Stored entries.
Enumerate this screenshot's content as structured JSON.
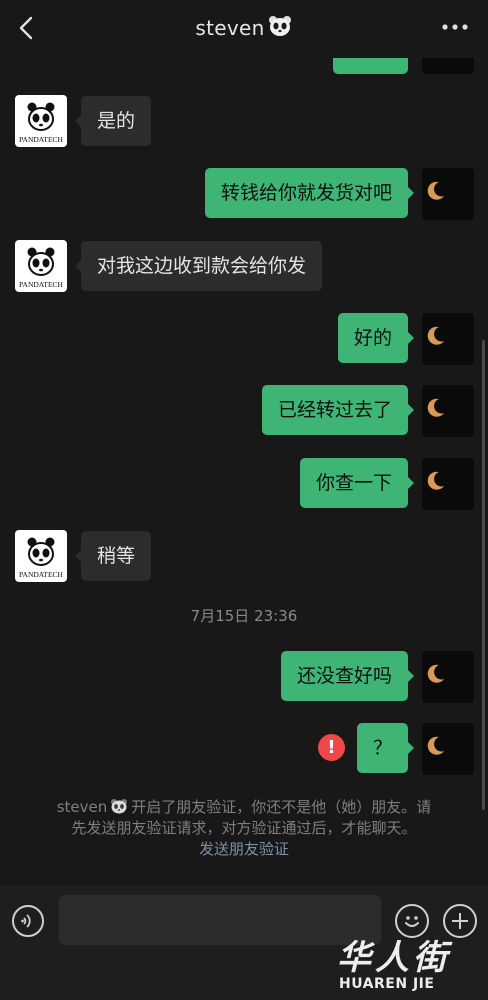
{
  "header": {
    "title": "steven",
    "back_icon": "chevron-left-icon",
    "more_icon": "more-dots-icon"
  },
  "contact": {
    "avatar_text": "PANDATECH"
  },
  "messages": [
    {
      "from": "other",
      "text": "是的"
    },
    {
      "from": "me",
      "text": "转钱给你就发货对吧"
    },
    {
      "from": "other",
      "text": "对我这边收到款会给你发"
    },
    {
      "from": "me",
      "text": "好的"
    },
    {
      "from": "me",
      "text": "已经转过去了"
    },
    {
      "from": "me",
      "text": "你查一下"
    },
    {
      "from": "other",
      "text": "稍等"
    },
    {
      "from": "me",
      "text": "还没查好吗"
    },
    {
      "from": "me",
      "text": "？",
      "status": "failed"
    }
  ],
  "timestamp": "7月15日 23:36",
  "system_note": {
    "name": "steven",
    "line1": "开启了朋友验证，你还不是他（她）朋友。请",
    "line2": "先发送朋友验证请求，对方验证通过后，才能聊天。",
    "link": "发送朋友验证"
  },
  "input_bar": {
    "voice_icon": "voice-icon",
    "emoji_icon": "emoji-icon",
    "plus_icon": "plus-icon",
    "value": ""
  },
  "watermark": {
    "latin": "HUAREN",
    "tail": "JIE",
    "chinese": "华人街"
  },
  "colors": {
    "background": "#181818",
    "my_bubble": "#3eb575",
    "other_bubble": "#2c2c2c",
    "alert": "#f04848",
    "link": "#7d90a9"
  }
}
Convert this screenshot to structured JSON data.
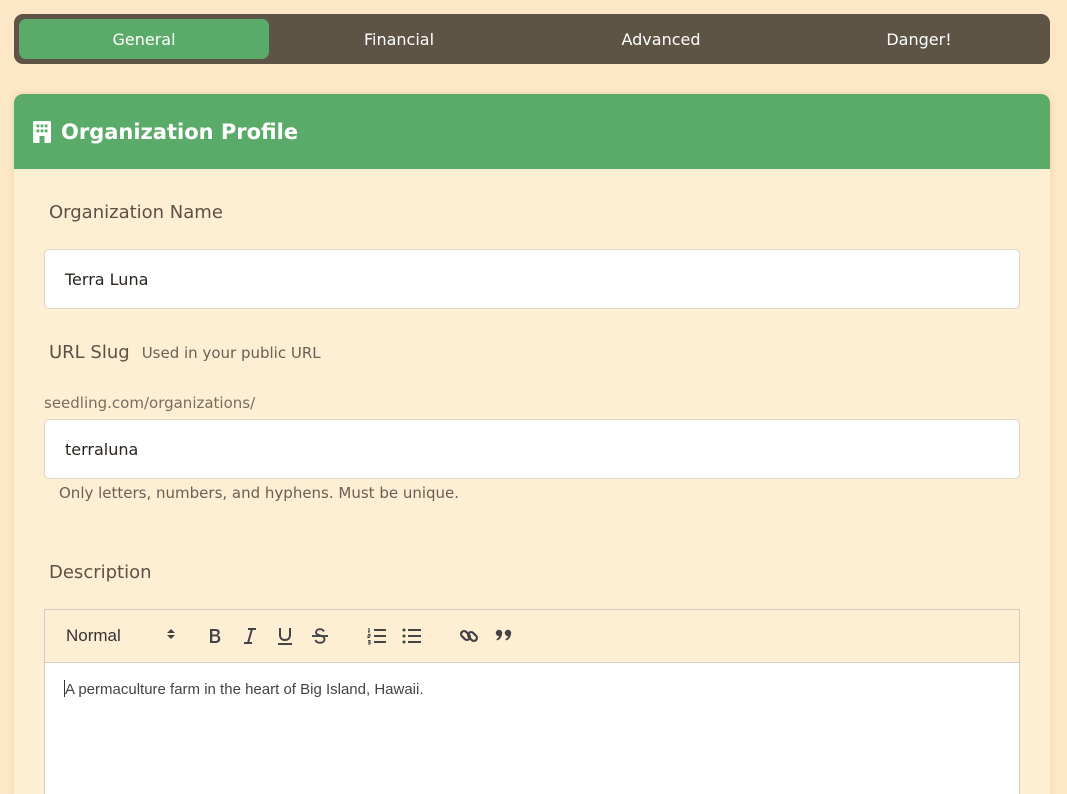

Stated goal.
Go through the records above, find every line with the word "structured", and list those lines.

Exercise answer.
Enumerate this screenshot's content as structured JSON.
Convert this screenshot to structured JSON data.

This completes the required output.